* **DATASET ROWS**
----------

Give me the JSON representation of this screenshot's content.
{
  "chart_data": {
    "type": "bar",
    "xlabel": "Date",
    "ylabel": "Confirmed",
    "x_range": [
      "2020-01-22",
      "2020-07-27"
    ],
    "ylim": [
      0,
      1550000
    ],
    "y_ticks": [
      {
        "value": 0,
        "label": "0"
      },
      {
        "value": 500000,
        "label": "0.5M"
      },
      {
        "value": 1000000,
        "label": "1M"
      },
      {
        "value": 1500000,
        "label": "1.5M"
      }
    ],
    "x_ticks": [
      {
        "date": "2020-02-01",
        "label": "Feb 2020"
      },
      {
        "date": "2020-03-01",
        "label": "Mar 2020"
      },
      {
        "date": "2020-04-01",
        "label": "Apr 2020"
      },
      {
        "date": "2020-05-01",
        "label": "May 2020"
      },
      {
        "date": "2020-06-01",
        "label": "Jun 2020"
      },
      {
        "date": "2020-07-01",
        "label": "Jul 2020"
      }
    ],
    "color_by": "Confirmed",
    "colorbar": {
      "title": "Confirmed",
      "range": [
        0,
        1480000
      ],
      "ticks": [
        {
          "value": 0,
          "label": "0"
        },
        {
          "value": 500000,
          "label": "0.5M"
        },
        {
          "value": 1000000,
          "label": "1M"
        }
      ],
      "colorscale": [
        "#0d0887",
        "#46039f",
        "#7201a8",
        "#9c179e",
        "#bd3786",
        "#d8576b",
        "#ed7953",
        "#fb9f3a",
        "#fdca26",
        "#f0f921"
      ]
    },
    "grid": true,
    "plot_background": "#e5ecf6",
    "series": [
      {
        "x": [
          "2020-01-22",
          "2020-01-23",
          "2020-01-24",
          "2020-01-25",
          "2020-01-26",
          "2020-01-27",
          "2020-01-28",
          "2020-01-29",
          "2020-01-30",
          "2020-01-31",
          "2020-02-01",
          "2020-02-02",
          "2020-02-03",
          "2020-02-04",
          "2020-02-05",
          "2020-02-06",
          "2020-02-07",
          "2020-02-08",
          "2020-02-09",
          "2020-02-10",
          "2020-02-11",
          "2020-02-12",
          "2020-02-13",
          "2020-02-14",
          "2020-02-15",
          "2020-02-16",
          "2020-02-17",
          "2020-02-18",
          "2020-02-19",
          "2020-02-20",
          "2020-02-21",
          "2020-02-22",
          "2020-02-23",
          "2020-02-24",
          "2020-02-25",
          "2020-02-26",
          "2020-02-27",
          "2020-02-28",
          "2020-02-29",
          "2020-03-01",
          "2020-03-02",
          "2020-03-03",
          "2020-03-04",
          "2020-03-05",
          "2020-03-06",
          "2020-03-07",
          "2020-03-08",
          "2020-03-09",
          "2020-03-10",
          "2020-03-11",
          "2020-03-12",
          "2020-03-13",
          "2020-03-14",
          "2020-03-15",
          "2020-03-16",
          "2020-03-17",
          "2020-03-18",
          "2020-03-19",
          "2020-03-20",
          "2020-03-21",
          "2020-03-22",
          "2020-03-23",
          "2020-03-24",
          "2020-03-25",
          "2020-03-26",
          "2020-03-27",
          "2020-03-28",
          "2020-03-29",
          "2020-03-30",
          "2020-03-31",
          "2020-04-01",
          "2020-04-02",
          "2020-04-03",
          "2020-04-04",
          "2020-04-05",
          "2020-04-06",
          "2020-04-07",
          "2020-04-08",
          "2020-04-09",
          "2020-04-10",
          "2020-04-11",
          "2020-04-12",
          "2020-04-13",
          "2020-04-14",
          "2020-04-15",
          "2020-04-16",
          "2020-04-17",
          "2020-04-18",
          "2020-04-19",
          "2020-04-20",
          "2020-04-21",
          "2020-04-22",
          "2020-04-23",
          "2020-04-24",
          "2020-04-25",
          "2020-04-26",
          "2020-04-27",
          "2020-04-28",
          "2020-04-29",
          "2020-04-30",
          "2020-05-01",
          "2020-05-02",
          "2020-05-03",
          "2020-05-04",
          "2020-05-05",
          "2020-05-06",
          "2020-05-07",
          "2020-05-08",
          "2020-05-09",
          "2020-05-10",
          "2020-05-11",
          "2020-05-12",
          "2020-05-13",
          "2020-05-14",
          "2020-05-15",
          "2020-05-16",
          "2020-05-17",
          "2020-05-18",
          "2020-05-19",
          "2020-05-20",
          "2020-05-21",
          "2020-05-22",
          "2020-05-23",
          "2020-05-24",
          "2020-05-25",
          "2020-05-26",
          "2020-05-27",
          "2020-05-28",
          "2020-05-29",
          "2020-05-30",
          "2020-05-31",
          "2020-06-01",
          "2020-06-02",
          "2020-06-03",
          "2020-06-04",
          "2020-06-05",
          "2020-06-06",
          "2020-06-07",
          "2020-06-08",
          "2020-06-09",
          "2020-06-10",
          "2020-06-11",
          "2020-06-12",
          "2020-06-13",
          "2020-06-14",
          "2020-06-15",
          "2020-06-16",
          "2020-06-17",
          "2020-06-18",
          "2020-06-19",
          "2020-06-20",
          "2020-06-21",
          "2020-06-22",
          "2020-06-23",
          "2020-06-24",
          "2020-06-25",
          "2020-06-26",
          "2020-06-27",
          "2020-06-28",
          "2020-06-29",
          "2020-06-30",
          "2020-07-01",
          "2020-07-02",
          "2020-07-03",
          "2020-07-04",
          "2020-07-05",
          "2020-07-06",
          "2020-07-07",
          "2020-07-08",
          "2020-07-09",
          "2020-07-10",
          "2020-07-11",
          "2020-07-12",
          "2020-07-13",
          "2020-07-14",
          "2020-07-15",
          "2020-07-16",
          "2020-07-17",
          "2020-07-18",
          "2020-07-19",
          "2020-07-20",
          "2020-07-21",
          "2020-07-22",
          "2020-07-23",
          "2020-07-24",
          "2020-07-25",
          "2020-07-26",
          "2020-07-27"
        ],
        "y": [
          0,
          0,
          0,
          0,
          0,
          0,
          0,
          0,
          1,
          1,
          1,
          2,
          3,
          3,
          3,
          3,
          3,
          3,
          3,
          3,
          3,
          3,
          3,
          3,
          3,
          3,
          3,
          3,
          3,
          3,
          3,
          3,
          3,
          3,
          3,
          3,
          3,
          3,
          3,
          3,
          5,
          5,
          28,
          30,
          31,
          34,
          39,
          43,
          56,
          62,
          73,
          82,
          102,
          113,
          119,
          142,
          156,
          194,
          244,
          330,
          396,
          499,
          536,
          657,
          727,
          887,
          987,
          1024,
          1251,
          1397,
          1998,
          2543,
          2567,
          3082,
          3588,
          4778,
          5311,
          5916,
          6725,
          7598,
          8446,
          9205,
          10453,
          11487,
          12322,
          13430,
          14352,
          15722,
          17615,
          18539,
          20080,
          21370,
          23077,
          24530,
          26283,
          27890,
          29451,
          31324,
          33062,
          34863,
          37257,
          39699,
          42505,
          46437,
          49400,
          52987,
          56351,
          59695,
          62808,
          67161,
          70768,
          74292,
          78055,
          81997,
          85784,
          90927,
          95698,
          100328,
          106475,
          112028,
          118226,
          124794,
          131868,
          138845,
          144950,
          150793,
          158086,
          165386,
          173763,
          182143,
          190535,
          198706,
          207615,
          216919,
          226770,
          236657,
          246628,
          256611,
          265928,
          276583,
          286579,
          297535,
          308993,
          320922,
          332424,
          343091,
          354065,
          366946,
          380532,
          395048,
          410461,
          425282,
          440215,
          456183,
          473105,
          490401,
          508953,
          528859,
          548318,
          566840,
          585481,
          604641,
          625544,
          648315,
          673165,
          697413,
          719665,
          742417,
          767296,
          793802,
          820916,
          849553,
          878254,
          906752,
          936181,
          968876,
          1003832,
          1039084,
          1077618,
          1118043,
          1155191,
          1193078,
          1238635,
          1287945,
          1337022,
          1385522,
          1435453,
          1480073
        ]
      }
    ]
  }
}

----------

* **REQUIREMENTS**
Find the word "Confirmed" in the data and show each line that holds it.

* **REPLY**
    "ylabel": "Confirmed",
    "color_by": "Confirmed",
      "title": "Confirmed",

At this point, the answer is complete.